=== DATA EXCERPTS ===
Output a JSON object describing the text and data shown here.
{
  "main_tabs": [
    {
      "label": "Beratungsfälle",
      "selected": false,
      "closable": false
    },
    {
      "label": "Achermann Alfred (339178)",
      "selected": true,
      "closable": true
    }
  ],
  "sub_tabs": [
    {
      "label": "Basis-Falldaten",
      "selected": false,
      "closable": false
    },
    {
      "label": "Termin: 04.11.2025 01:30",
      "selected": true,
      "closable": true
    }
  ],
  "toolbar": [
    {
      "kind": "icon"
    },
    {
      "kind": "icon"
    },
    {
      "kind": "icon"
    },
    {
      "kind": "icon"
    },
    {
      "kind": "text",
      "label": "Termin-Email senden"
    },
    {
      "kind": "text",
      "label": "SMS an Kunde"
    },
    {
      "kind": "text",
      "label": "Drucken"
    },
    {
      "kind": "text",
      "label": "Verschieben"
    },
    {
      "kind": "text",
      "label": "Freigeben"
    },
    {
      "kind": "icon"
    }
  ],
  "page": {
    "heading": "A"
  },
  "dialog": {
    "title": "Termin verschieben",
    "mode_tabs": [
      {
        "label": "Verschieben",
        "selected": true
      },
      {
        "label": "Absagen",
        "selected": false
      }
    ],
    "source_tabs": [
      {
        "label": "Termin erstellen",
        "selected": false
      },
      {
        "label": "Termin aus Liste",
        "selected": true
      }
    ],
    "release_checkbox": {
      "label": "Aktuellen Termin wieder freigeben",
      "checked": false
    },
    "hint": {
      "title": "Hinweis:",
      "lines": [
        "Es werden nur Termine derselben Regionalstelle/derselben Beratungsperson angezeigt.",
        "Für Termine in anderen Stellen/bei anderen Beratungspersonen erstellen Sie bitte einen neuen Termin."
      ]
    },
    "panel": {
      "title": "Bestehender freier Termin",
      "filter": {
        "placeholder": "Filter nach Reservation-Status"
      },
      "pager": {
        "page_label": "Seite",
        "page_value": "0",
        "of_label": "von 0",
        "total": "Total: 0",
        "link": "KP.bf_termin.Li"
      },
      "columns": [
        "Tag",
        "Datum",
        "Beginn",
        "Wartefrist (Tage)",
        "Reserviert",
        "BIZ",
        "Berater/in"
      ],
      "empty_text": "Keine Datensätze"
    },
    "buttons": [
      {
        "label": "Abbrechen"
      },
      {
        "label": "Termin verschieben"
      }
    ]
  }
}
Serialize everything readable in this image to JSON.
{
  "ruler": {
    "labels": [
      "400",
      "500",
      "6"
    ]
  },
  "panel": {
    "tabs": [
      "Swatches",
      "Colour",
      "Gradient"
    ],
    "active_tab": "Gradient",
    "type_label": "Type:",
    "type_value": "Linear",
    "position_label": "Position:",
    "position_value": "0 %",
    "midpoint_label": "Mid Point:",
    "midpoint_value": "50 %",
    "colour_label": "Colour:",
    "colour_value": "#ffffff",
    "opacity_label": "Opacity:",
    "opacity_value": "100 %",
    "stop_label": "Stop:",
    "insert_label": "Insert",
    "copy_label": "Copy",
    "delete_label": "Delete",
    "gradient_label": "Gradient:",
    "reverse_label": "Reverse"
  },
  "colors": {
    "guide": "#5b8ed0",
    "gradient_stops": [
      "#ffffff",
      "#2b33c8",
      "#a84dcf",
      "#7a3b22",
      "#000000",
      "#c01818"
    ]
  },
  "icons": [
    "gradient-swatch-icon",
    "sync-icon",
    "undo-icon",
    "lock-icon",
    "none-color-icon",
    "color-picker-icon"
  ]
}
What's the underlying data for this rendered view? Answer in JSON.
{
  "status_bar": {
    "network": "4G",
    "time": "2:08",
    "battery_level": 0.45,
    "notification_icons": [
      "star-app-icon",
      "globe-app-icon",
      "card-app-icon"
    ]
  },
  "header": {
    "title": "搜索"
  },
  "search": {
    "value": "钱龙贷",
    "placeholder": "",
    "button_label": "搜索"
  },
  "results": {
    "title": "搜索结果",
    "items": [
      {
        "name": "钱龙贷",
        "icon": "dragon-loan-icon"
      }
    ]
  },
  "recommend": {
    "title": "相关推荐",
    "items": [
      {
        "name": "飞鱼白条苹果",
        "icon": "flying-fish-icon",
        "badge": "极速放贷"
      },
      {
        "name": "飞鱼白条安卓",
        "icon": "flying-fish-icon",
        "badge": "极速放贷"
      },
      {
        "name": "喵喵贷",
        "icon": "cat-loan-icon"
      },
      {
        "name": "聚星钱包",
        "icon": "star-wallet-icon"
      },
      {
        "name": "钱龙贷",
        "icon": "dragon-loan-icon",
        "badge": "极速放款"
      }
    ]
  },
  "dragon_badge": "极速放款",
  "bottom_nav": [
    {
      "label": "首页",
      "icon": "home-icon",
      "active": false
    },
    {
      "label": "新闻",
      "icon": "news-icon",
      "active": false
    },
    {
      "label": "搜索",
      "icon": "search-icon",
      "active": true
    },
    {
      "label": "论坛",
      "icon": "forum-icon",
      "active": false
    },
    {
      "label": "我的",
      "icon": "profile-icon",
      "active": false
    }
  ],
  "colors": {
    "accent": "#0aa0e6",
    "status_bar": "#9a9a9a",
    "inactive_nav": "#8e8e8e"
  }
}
===
Extract every record. Keep wording exact.

Output a JSON object describing the text and data shown here.
{
  "main_tabs": [
    {
      "label": "Beratungsfälle",
      "selected": false,
      "closable": false
    },
    {
      "label": "Achermann Alfred (339178)",
      "selected": true,
      "closable": true
    }
  ],
  "sub_tabs": [
    {
      "label": "Basis-Falldaten",
      "selected": false,
      "closable": false
    },
    {
      "label": "Termin: 04.11.2025 01:30",
      "selected": true,
      "closable": true
    }
  ],
  "toolbar": [
    {
      "kind": "icon"
    },
    {
      "kind": "icon"
    },
    {
      "kind": "icon"
    },
    {
      "kind": "icon"
    },
    {
      "kind": "text",
      "label": "Termin-Email senden"
    },
    {
      "kind": "text",
      "label": "SMS an Kunde"
    },
    {
      "kind": "text",
      "label": "Drucken"
    },
    {
      "kind": "text",
      "label": "Verschieben"
    },
    {
      "kind": "text",
      "label": "Freigeben"
    },
    {
      "kind": "icon"
    }
  ],
  "page": {
    "heading": "A"
  },
  "dialog": {
    "title": "Termin verschieben",
    "mode_tabs": [
      {
        "label": "Verschieben",
        "selected": true
      },
      {
        "label": "Absagen",
        "selected": false
      }
    ],
    "source_tabs": [
      {
        "label": "Termin erstellen",
        "selected": false
      },
      {
        "label": "Termin aus Liste",
        "selected": true
      }
    ],
    "release_checkbox": {
      "label": "Aktuellen Termin wieder freigeben",
      "checked": false
    },
    "hint": {
      "title": "Hinweis:",
      "lines": [
        "Es werden nur Termine derselben Regionalstelle/derselben Beratungsperson angezeigt.",
        "Für Termine in anderen Stellen/bei anderen Beratungspersonen erstellen Sie bitte einen neuen Termin."
      ]
    },
    "panel": {
      "title": "Bestehender freier Termin",
      "filter": {
        "placeholder": "Filter nach Reservation-Status"
      },
      "pager": {
        "page_label": "Seite",
        "page_value": "0",
        "of_label": "von 0",
        "total": "Total: 0",
        "link": "KP.bf_termin.Li"
      },
      "columns": [
        "Tag",
        "Datum",
        "Beginn",
        "Wartefrist (Tage)",
        "Reserviert",
        "BIZ",
        "Berater/in"
      ],
      "empty_text": "Keine Datensätze"
    },
    "buttons": [
      {
        "label": "Abbrechen"
      },
      {
        "label": "Termin verschieben"
      }
    ]
  }
}
Serialize everything readable in this image to JSON.
{
  "ruler": {
    "labels": [
      "400",
      "500",
      "6"
    ]
  },
  "panel": {
    "tabs": [
      "Swatches",
      "Colour",
      "Gradient"
    ],
    "active_tab": "Gradient",
    "type_label": "Type:",
    "type_value": "Linear",
    "position_label": "Position:",
    "position_value": "0 %",
    "midpoint_label": "Mid Point:",
    "midpoint_value": "50 %",
    "colour_label": "Colour:",
    "colour_value": "#ffffff",
    "opacity_label": "Opacity:",
    "opacity_value": "100 %",
    "stop_label": "Stop:",
    "insert_label": "Insert",
    "copy_label": "Copy",
    "delete_label": "Delete",
    "gradient_label": "Gradient:",
    "reverse_label": "Reverse"
  },
  "colors": {
    "guide": "#5b8ed0",
    "gradient_stops": [
      "#ffffff",
      "#2b33c8",
      "#a84dcf",
      "#7a3b22",
      "#000000",
      "#c01818"
    ]
  },
  "icons": [
    "gradient-swatch-icon",
    "sync-icon",
    "undo-icon",
    "lock-icon",
    "none-color-icon",
    "color-picker-icon"
  ]
}
What's the underlying data for this rendered view? Answer in JSON.
{
  "status_bar": {
    "network": "4G",
    "time": "2:08",
    "battery_level": 0.45,
    "notification_icons": [
      "star-app-icon",
      "globe-app-icon",
      "card-app-icon"
    ]
  },
  "header": {
    "title": "搜索"
  },
  "search": {
    "value": "钱龙贷",
    "placeholder": "",
    "button_label": "搜索"
  },
  "results": {
    "title": "搜索结果",
    "items": [
      {
        "name": "钱龙贷",
        "icon": "dragon-loan-icon"
      }
    ]
  },
  "recommend": {
    "title": "相关推荐",
    "items": [
      {
        "name": "飞鱼白条苹果",
        "icon": "flying-fish-icon",
        "badge": "极速放贷"
      },
      {
        "name": "飞鱼白条安卓",
        "icon": "flying-fish-icon",
        "badge": "极速放贷"
      },
      {
        "name": "喵喵贷",
        "icon": "cat-loan-icon"
      },
      {
        "name": "聚星钱包",
        "icon": "star-wallet-icon"
      },
      {
        "name": "钱龙贷",
        "icon": "dragon-loan-icon",
        "badge": "极速放款"
      }
    ]
  },
  "dragon_badge": "极速放款",
  "bottom_nav": [
    {
      "label": "首页",
      "icon": "home-icon",
      "active": false
    },
    {
      "label": "新闻",
      "icon": "news-icon",
      "active": false
    },
    {
      "label": "搜索",
      "icon": "search-icon",
      "active": true
    },
    {
      "label": "论坛",
      "icon": "forum-icon",
      "active": false
    },
    {
      "label": "我的",
      "icon": "profile-icon",
      "active": false
    }
  ],
  "colors": {
    "accent": "#0aa0e6",
    "status_bar": "#9a9a9a",
    "inactive_nav": "#8e8e8e"
  }
}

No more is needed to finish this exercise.